------ Trecho

Em diálogo com autores como Vander Casaqui (2011), os pesquisadores utilizam estímulos midiáticos, principalmente a publicidade, como fator de análise e ponto de partida para a reflexão nas entrevistas com os sujeitos que participaram da pesquisa. Ainda que, em um olhar mais genérico, a publicidade possa ser reduzida a um fenômeno puramente comercial, nota-se que atualmente ela está inserida em um âmbito mais complexo, articulada com a sociedade e seus valores sociais e culturais (CASAQUI, 2011). Nesse sentido, as produções publicitárias são um importante instrumento que pode ser utilizado para investigar as relações sobretudo com a cultura, por sua tentativa em oferecer representações para a sociedade, atuando como tradutora de necessidades e desejos e criando pontos simbólicos entre produtos e consumidores. Assim, em consonância com o debate sobre a diversidade na mídia, a escolha da publicidade se apresenta como artefato cultural na construção de valores e ponto de contato para as representações sociais de negros no universo midiatizado.
Contudo, ao focar a investigação nos agentes parentais encontra-se, neste cenário, desdobramentos que vão muito além do problema da representação midiática, como os estereótipos, por exemplo (LEITE, 2008; LEITE; BATISTA, 2011). Os relatos colocam em destaque as angústias dessas figuras paternas ao se depararem com os problemas enfrentados por seus filhos e filhas diante de uma sociedade estruturalmente racista, ao mesmo tempo em que revivem memórias da própria opressão. Esse é o ponto que vai permear toda a discussão sobre o preconceito e as possibilidades de debate sobre o racismo e a diversidade na forma proposta por Leite e Batista (2018). Levando isso em conta, ao formular a categoria central a partir dos relatos dos agentes parentais para a construção da teoria substantiva, a narrativa principal foi a de “afetos solidários ao (re)viver pelas primeiras experiências de crianças negras a dor do racismo” (Ibidem, p. 161). É a partir dela que vai figurar na obra toda a discussão sobre o processo de racismo nos pais e em seus filhos, bem como essa categoria pauta a construção de outras subcategorias que apresentam seus desdobramentos específicos também a partir dos relatos dos sujeitos, mas sempre com foco nas experiências na sociedade e seus desdobramentos. De maneira geral, as dimensões dessa categoria tentam abarcar todos os sentimentos que configuram as ações dos agentes parentais ao perceber que as crianças negras sobre seus cuidados são impactadas pelo racismo cotidianamente.
Nesse sentido, a obra vai além das reflexões teóricas, dando voz aos sujeitos e colocando na centralidade suas experiências e angústias – fatores que vêm representados com uma carga emocional muito forte, humanizando ainda mais as narrativas. Esse fator dialoga muito bem com o conceito de “lugar de fala”, debatido pela filósofa feminista Djamila Ribeiro (2017), que coloca a comunicação como mecanismo de manutenção do poder. Segundo a autora, ao dar voz e espaço para grupos socialmente minorizados, quebra-se essa lógica de poder e pode-se refletir com muito mais complexidade sobre as questões sociais recorrentes na sociedade, pois “ao promover uma multiplicidade de vozes, o que se quer, acima de tudo, é quebrar com o discurso autorizado e único, que se pretende universal” (Ibidem, p. 39). Isso é justamente o que livro propõe, a partir das experiências individuais relatadas na pesquisa, entender o lócus social (RIBEIRO, 2017) que esse grupo de agentes parentais negros ocupa e quais as suas restrições sociais a partir dessa identificação. Permitir que pais reflitam sobre as experiências preconceituosas e discriminatórias vividas durante suas vidas a partir das expectativas que possuem em relação aos diversos tipos de preconceitos que seus filhos, crianças negras, convivem ou poderão conviver cotidianamente, é, assim, quebrar essa lógica sistemática e colocar em questão a visão desses agentes parentais enquanto sujeitos pertencentes ao mundo social.

------------
------ Informações fornecidas

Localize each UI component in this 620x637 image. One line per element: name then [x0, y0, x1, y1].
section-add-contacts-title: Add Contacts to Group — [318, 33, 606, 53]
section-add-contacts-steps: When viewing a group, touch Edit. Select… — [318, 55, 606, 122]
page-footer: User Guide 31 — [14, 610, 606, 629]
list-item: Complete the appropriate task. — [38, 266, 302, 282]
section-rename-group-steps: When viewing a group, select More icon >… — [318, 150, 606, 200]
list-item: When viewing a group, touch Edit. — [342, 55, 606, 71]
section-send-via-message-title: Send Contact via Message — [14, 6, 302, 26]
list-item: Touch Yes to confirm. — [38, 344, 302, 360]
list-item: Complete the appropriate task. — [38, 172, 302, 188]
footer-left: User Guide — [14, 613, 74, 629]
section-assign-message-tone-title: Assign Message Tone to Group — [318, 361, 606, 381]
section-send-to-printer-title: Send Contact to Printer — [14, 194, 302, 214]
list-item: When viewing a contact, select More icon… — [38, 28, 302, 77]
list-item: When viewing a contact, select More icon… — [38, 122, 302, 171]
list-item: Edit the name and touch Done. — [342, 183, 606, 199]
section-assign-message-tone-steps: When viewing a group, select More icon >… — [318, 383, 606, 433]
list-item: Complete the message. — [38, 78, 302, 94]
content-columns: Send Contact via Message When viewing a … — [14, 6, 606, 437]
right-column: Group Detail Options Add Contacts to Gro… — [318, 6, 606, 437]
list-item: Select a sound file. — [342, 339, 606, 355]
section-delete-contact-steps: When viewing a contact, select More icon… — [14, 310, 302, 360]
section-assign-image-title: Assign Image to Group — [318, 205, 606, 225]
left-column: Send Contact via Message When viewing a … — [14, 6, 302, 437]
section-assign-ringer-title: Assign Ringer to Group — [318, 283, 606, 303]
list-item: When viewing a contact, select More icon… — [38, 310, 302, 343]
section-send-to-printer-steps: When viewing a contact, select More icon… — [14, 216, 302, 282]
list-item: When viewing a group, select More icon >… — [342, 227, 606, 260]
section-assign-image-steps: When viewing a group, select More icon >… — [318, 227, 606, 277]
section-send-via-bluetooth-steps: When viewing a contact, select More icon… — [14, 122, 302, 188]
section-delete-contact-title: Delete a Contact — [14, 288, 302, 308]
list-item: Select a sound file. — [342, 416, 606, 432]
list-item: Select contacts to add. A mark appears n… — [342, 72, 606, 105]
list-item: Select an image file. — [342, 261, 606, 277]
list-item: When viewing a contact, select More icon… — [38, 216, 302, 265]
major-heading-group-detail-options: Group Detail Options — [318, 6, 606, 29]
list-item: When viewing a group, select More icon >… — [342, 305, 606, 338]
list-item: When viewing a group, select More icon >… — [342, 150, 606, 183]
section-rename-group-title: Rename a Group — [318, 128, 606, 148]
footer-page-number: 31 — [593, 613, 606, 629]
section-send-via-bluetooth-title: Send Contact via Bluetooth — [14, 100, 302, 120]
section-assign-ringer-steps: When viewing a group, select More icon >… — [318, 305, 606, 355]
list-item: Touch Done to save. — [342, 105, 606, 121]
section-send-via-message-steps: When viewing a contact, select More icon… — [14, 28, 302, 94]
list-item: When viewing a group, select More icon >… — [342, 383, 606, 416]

------------

--- O pedido ---
Dê continuidade, por favor, ao trecho sobre racismo e agentes parentais a partir da sua última frase.

--- Resposta escrita ---
Os relatos encontrados na obra permitem ainda observar os impactos dessas narrativas, pensar possibilidades de futuro, construções histórico-sociais, e avaliar as consequências para as crianças e seus agentes parentais, bem como seus efeitos intergeracionais. Dessa forma, ao oferecer a palavra aos sujeitos alvos do preconceito e dialogar com as teorias propostas na análise bibliográfica, o livro, no fundo, faz-nos refletir sobre a incapacidade da sociedade em lidar com o problema das expressões do racismo, inclusive entre os próprios indivíduos negros alvos dessas expressões. Por isso, chama a atenção para a importância do constante debate sobre a diversidade.
Ainda que o fator observado pelos pesquisadores neste caso seja o racismo, a estrutura teórico-metodológica da obra convida também ao debate sobre outras formas de repressão e preconceito. Como é pontuado no próprio livro, “a construção desse modelo teórico substantivo sobre a temática em pauta também pode servir como referência para orientar e instrumentalizar outros estudos e pesquisas no campo comunicacional brasileiro” (LEITE; BATISTA, 2018, p. 34), como estudos de gênero, sexualidade, classes socioeconômicas, entre outros, levando-se em conta suas particularidades.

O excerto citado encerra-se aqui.